## Begin Entries shown

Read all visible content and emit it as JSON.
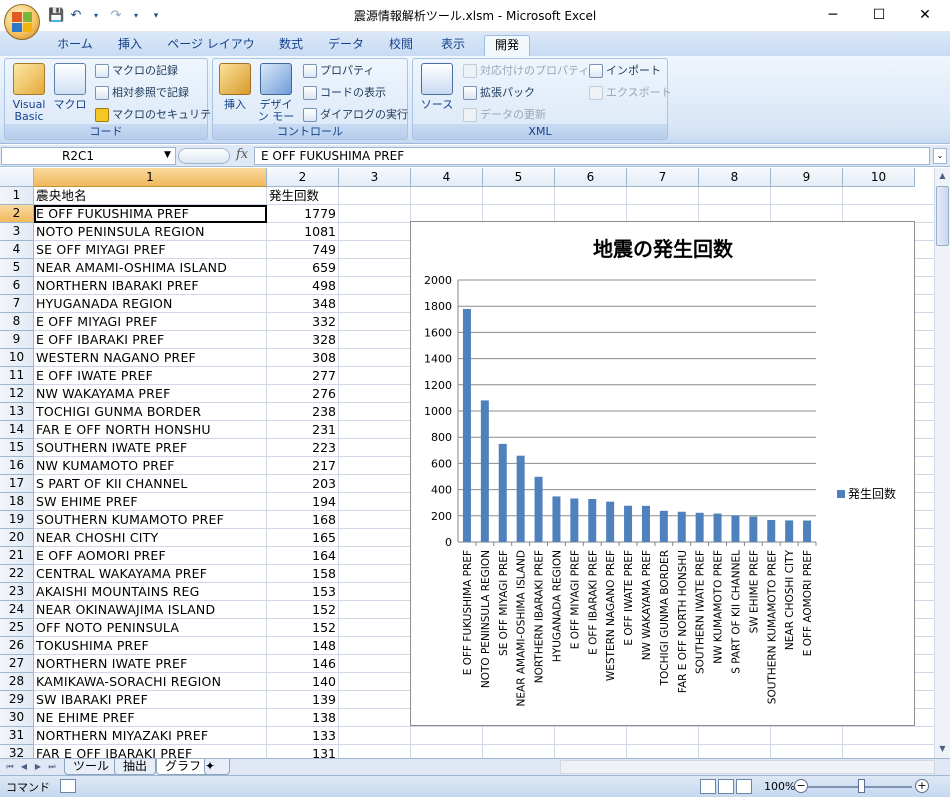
{
  "window": {
    "title": "震源情報解析ツール.xlsm - Microsoft Excel",
    "controls": [
      "─",
      "☐",
      "✕"
    ]
  },
  "ribbon": {
    "tabs": [
      "ホーム",
      "挿入",
      "ページ レイアウト",
      "数式",
      "データ",
      "校閲",
      "表示",
      "開発"
    ],
    "active_tab": "開発",
    "groups": {
      "code": {
        "label": "コード",
        "visual_basic": "Visual Basic",
        "macro": "マクロ",
        "record_macro": "マクロの記録",
        "relative_ref": "相対参照で記録",
        "macro_security": "マクロのセキュリティ"
      },
      "controls": {
        "label": "コントロール",
        "insert": "挿入",
        "design_mode": "デザイン モード",
        "properties": "プロパティ",
        "view_code": "コードの表示",
        "run_dialog": "ダイアログの実行"
      },
      "xml": {
        "label": "XML",
        "source": "ソース",
        "map_properties": "対応付けのプロパティ",
        "expansion_packs": "拡張パック",
        "refresh_data": "データの更新",
        "import": "インポート",
        "export": "エクスポート"
      }
    }
  },
  "formula_bar": {
    "name_box": "R2C1",
    "fx_label": "fx",
    "value": "E OFF FUKUSHIMA PREF"
  },
  "sheet": {
    "columns": [
      "1",
      "2",
      "3",
      "4",
      "5",
      "6",
      "7",
      "8",
      "9",
      "10"
    ],
    "header_row": {
      "num": "1",
      "name": "震央地名",
      "count": "発生回数"
    },
    "rows": [
      {
        "num": "2",
        "name": "E OFF FUKUSHIMA PREF",
        "count": "1779"
      },
      {
        "num": "3",
        "name": "NOTO PENINSULA REGION",
        "count": "1081"
      },
      {
        "num": "4",
        "name": "SE OFF MIYAGI PREF",
        "count": "749"
      },
      {
        "num": "5",
        "name": "NEAR AMAMI-OSHIMA ISLAND",
        "count": "659"
      },
      {
        "num": "6",
        "name": "NORTHERN IBARAKI PREF",
        "count": "498"
      },
      {
        "num": "7",
        "name": "HYUGANADA REGION",
        "count": "348"
      },
      {
        "num": "8",
        "name": "E OFF MIYAGI PREF",
        "count": "332"
      },
      {
        "num": "9",
        "name": "E OFF IBARAKI PREF",
        "count": "328"
      },
      {
        "num": "10",
        "name": "WESTERN NAGANO PREF",
        "count": "308"
      },
      {
        "num": "11",
        "name": "E OFF IWATE PREF",
        "count": "277"
      },
      {
        "num": "12",
        "name": "NW WAKAYAMA PREF",
        "count": "276"
      },
      {
        "num": "13",
        "name": "TOCHIGI GUNMA BORDER",
        "count": "238"
      },
      {
        "num": "14",
        "name": "FAR E OFF NORTH HONSHU",
        "count": "231"
      },
      {
        "num": "15",
        "name": "SOUTHERN IWATE PREF",
        "count": "223"
      },
      {
        "num": "16",
        "name": "NW KUMAMOTO PREF",
        "count": "217"
      },
      {
        "num": "17",
        "name": "S PART OF KII CHANNEL",
        "count": "203"
      },
      {
        "num": "18",
        "name": "SW EHIME PREF",
        "count": "194"
      },
      {
        "num": "19",
        "name": "SOUTHERN KUMAMOTO PREF",
        "count": "168"
      },
      {
        "num": "20",
        "name": "NEAR CHOSHI CITY",
        "count": "165"
      },
      {
        "num": "21",
        "name": "E OFF AOMORI PREF",
        "count": "164"
      },
      {
        "num": "22",
        "name": "CENTRAL WAKAYAMA PREF",
        "count": "158"
      },
      {
        "num": "23",
        "name": "AKAISHI MOUNTAINS REG",
        "count": "153"
      },
      {
        "num": "24",
        "name": "NEAR OKINAWAJIMA ISLAND",
        "count": "152"
      },
      {
        "num": "25",
        "name": "OFF NOTO PENINSULA",
        "count": "152"
      },
      {
        "num": "26",
        "name": "TOKUSHIMA PREF",
        "count": "148"
      },
      {
        "num": "27",
        "name": "NORTHERN IWATE PREF",
        "count": "146"
      },
      {
        "num": "28",
        "name": "KAMIKAWA-SORACHI REGION",
        "count": "140"
      },
      {
        "num": "29",
        "name": "SW IBARAKI PREF",
        "count": "139"
      },
      {
        "num": "30",
        "name": "NE EHIME PREF",
        "count": "138"
      },
      {
        "num": "31",
        "name": "NORTHERN MIYAZAKI PREF",
        "count": "133"
      },
      {
        "num": "32",
        "name": "FAR E OFF IBARAKI PREF",
        "count": "131"
      }
    ]
  },
  "sheet_tabs": {
    "tabs": [
      "ツール",
      "抽出",
      "グラフ"
    ],
    "active": "グラフ"
  },
  "status_bar": {
    "mode": "コマンド",
    "zoom": "100%"
  },
  "colors": {
    "bar": "#4f81bd",
    "ribbon_text": "#15428b",
    "selected_header": "#f1b95c"
  },
  "chart_data": {
    "type": "bar",
    "title": "地震の発生回数",
    "categories": [
      "E OFF FUKUSHIMA PREF",
      "NOTO PENINSULA REGION",
      "SE OFF MIYAGI PREF",
      "NEAR AMAMI-OSHIMA ISLAND",
      "NORTHERN IBARAKI PREF",
      "HYUGANADA REGION",
      "E OFF MIYAGI PREF",
      "E OFF IBARAKI PREF",
      "WESTERN NAGANO PREF",
      "E OFF IWATE PREF",
      "NW WAKAYAMA PREF",
      "TOCHIGI GUNMA BORDER",
      "FAR E OFF NORTH HONSHU",
      "SOUTHERN IWATE PREF",
      "NW KUMAMOTO PREF",
      "S PART OF KII CHANNEL",
      "SW EHIME PREF",
      "SOUTHERN KUMAMOTO PREF",
      "NEAR CHOSHI CITY",
      "E OFF AOMORI PREF"
    ],
    "series": [
      {
        "name": "発生回数",
        "values": [
          1779,
          1081,
          749,
          659,
          498,
          348,
          332,
          328,
          308,
          277,
          276,
          238,
          231,
          223,
          217,
          203,
          194,
          168,
          165,
          164
        ]
      }
    ],
    "yticks": [
      "0",
      "200",
      "400",
      "600",
      "800",
      "1000",
      "1200",
      "1400",
      "1600",
      "1800",
      "2000"
    ],
    "ylim": [
      0,
      2000
    ],
    "grid": true,
    "legend": "right"
  }
}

## End Entries shown

■ What is being asked
Copy every line of the listing that contains the word "FUKUSHIMA".

■ Solution to this task
    "value": "E OFF FUKUSHIMA PREF"
        "name": "E OFF FUKUSHIMA PREF",
      "E OFF FUKUSHIMA PREF",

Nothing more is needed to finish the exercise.